• TASK DIRECTIONS: Each line of the listing that includes the string "toggle" needs to be located and copied.

• DATA LISTING:

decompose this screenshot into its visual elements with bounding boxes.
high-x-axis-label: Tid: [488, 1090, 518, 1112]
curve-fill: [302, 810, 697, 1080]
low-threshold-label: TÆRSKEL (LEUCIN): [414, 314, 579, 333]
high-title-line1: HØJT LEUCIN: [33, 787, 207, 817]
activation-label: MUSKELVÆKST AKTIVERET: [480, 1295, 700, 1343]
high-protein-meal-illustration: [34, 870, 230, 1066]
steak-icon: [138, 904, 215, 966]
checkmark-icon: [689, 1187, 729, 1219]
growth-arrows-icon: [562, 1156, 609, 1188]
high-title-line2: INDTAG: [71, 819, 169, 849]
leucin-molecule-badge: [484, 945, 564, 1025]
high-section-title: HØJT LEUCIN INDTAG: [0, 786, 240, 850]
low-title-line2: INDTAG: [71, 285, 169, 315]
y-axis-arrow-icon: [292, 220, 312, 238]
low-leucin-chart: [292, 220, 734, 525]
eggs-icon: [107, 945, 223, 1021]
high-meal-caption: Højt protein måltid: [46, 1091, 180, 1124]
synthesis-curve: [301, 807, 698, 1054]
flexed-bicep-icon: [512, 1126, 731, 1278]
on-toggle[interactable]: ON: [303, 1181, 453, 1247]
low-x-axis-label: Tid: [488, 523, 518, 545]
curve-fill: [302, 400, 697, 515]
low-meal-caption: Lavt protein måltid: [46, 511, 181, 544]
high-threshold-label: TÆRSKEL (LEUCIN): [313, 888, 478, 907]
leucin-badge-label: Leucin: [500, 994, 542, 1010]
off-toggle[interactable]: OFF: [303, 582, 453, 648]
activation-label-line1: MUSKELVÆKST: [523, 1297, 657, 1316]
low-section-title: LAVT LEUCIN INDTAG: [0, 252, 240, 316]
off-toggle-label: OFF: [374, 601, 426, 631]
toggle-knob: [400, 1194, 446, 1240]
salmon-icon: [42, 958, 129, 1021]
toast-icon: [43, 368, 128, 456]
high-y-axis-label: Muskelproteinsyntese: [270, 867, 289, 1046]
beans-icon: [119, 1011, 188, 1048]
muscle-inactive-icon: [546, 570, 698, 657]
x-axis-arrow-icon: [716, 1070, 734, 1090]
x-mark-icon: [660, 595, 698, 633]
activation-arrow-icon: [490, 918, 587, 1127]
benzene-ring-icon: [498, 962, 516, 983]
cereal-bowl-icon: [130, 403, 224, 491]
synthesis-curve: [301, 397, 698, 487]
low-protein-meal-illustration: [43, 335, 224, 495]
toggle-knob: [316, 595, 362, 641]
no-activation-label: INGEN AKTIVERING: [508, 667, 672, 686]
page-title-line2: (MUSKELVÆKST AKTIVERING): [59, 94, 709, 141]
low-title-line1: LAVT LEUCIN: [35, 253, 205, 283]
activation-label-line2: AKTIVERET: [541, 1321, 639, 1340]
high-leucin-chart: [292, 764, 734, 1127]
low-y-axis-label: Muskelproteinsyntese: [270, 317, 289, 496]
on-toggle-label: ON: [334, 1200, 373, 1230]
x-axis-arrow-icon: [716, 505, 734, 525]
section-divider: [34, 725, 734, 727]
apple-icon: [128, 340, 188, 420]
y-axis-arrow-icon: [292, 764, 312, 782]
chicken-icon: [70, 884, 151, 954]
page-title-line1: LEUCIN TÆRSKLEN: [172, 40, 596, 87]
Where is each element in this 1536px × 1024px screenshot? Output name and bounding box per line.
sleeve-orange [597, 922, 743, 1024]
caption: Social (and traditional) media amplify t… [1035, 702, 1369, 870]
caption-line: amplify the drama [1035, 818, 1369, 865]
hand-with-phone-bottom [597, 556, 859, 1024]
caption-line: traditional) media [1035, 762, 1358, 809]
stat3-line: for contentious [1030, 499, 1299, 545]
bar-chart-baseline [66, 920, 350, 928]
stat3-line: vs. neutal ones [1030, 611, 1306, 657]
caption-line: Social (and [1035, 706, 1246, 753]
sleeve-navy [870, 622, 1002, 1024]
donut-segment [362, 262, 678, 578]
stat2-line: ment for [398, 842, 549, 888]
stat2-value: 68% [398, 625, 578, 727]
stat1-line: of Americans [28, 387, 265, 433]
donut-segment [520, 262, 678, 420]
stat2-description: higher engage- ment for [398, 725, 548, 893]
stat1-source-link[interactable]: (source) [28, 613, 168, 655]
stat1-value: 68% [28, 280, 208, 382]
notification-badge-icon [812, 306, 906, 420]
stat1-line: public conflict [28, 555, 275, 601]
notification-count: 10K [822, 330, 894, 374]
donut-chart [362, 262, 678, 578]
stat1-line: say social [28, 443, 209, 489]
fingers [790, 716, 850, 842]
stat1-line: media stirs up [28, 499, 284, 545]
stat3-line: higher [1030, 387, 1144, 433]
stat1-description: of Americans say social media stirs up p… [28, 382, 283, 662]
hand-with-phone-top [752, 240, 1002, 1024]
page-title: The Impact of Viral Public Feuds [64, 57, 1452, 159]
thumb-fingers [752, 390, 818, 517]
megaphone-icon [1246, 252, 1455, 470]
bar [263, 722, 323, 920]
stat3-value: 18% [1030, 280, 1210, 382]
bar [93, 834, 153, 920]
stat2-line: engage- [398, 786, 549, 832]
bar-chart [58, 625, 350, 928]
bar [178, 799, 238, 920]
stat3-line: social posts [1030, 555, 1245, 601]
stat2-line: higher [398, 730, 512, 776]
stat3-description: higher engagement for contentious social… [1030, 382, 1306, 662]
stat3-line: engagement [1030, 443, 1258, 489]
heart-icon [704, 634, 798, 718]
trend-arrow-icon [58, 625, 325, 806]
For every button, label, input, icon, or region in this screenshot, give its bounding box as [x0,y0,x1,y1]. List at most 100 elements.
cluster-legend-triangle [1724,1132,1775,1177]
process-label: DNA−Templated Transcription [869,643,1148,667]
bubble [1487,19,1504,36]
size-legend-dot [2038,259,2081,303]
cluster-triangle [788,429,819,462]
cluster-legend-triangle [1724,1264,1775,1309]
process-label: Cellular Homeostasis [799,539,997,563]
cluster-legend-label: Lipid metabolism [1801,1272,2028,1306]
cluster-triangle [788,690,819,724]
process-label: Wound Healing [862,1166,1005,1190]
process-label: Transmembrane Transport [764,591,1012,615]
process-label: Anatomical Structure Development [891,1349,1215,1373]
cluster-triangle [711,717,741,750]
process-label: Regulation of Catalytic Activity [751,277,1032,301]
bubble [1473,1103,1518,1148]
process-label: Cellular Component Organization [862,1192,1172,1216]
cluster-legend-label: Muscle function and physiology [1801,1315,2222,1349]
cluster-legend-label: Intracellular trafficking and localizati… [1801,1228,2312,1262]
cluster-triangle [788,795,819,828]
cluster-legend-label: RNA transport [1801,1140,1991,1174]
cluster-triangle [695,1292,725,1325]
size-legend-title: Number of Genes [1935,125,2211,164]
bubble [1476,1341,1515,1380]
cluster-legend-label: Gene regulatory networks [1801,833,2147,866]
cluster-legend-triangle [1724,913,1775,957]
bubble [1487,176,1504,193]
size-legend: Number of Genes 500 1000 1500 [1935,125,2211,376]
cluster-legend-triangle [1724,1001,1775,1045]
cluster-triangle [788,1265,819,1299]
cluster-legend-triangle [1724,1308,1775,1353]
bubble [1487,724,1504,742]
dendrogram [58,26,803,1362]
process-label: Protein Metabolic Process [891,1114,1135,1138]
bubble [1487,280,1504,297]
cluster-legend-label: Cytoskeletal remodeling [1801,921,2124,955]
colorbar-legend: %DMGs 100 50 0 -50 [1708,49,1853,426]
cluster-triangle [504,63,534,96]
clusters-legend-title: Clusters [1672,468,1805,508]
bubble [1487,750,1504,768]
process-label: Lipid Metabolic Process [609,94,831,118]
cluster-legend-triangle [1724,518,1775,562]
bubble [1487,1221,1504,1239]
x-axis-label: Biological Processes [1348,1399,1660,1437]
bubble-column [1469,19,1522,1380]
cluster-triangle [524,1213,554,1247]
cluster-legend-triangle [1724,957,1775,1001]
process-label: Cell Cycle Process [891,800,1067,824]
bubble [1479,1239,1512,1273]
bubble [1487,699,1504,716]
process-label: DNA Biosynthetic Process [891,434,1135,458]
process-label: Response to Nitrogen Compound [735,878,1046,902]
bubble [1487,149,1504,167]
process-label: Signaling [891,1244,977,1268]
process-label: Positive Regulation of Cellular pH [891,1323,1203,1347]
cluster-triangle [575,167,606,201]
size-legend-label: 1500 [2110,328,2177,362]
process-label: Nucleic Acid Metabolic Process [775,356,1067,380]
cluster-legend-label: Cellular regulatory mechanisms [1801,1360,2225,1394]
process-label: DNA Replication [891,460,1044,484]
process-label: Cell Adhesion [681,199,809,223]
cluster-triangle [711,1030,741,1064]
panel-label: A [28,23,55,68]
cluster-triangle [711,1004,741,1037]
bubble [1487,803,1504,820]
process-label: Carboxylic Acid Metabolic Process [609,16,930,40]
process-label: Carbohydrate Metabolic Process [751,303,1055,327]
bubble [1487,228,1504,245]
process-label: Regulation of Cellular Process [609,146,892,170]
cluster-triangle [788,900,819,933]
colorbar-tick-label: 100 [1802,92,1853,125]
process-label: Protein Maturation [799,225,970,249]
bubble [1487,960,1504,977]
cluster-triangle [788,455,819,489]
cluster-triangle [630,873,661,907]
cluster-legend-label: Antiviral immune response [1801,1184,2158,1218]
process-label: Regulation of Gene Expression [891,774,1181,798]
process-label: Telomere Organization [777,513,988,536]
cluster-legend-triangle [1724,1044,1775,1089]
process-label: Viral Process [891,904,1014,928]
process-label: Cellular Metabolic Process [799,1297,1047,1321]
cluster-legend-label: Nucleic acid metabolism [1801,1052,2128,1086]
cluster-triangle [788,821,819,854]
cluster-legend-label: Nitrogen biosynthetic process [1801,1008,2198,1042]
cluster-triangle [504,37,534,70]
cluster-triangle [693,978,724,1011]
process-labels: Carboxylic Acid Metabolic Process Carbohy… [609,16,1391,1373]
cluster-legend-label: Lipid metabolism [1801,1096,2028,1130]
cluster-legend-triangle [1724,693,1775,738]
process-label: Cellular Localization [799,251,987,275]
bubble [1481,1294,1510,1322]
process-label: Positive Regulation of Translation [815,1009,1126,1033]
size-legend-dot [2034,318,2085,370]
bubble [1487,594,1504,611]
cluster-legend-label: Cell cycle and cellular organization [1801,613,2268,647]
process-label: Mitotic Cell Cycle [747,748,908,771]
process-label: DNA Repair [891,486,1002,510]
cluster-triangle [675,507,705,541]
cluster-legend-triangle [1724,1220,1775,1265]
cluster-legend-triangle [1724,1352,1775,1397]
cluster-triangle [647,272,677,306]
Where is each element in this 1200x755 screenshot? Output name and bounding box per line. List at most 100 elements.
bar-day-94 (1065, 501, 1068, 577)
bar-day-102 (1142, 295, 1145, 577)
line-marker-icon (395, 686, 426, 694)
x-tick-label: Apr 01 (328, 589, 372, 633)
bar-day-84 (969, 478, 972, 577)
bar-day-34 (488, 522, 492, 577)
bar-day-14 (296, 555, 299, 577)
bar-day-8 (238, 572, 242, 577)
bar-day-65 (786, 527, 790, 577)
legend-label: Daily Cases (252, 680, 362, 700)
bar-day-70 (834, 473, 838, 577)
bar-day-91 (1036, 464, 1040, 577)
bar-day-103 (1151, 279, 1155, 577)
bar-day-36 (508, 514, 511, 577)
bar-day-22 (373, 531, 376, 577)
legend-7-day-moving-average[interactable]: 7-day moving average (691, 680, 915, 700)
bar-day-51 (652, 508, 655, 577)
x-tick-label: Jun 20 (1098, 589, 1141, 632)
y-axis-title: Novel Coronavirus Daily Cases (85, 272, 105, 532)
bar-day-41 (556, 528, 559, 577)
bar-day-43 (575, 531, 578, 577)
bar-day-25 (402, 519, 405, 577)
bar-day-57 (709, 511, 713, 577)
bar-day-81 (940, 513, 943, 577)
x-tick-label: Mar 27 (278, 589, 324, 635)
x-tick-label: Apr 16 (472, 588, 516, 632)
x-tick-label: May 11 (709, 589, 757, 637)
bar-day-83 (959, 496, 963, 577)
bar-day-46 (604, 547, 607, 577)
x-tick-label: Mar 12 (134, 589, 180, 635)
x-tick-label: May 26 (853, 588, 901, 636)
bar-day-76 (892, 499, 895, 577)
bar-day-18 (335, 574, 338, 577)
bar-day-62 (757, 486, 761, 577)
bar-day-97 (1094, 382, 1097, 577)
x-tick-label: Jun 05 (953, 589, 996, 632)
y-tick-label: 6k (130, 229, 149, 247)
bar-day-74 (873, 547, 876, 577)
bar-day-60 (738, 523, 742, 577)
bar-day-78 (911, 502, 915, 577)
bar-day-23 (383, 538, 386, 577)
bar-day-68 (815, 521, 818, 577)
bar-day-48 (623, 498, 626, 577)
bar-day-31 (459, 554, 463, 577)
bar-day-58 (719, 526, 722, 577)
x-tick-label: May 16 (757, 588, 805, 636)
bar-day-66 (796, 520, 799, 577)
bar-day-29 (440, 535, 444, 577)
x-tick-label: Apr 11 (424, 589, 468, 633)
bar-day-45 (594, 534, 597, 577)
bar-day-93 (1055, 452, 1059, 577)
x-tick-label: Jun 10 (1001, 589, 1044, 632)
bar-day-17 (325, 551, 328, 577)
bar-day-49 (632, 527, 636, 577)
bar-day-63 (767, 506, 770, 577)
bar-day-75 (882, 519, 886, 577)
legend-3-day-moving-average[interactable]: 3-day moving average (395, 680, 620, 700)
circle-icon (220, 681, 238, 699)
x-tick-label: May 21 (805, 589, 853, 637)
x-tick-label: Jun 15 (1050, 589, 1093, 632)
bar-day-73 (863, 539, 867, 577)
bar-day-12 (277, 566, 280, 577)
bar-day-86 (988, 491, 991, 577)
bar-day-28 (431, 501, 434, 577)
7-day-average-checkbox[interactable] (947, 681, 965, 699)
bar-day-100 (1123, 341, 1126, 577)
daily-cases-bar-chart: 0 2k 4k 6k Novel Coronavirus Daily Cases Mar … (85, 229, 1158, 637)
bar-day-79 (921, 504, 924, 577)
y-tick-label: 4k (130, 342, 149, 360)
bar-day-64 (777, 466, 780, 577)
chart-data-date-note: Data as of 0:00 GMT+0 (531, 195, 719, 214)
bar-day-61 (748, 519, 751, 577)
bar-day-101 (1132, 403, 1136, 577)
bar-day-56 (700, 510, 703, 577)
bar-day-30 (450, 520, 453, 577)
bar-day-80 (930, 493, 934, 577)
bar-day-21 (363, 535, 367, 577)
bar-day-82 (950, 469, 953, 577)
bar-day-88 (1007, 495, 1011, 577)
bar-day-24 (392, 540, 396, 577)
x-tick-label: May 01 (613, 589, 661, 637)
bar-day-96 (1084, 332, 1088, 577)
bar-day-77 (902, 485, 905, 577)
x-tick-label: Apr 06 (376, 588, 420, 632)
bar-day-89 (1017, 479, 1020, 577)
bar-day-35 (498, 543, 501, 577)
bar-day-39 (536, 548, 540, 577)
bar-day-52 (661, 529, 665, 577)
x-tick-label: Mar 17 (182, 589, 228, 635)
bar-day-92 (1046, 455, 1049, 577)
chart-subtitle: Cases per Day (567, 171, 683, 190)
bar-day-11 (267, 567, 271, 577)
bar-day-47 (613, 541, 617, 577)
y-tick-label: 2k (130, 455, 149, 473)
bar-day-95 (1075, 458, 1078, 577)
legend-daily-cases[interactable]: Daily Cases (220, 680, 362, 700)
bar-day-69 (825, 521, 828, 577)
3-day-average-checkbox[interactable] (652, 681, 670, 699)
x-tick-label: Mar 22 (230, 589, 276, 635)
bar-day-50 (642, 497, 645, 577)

• SOLUTION BELOW:
on-toggle[interactable]: ON: [303, 1181, 453, 1247]
off-toggle[interactable]: OFF: [303, 582, 453, 648]
off-toggle-label: OFF: [374, 601, 426, 631]
toggle-knob: [400, 1194, 446, 1240]
toggle-knob: [316, 595, 362, 641]
on-toggle-label: ON: [334, 1200, 373, 1230]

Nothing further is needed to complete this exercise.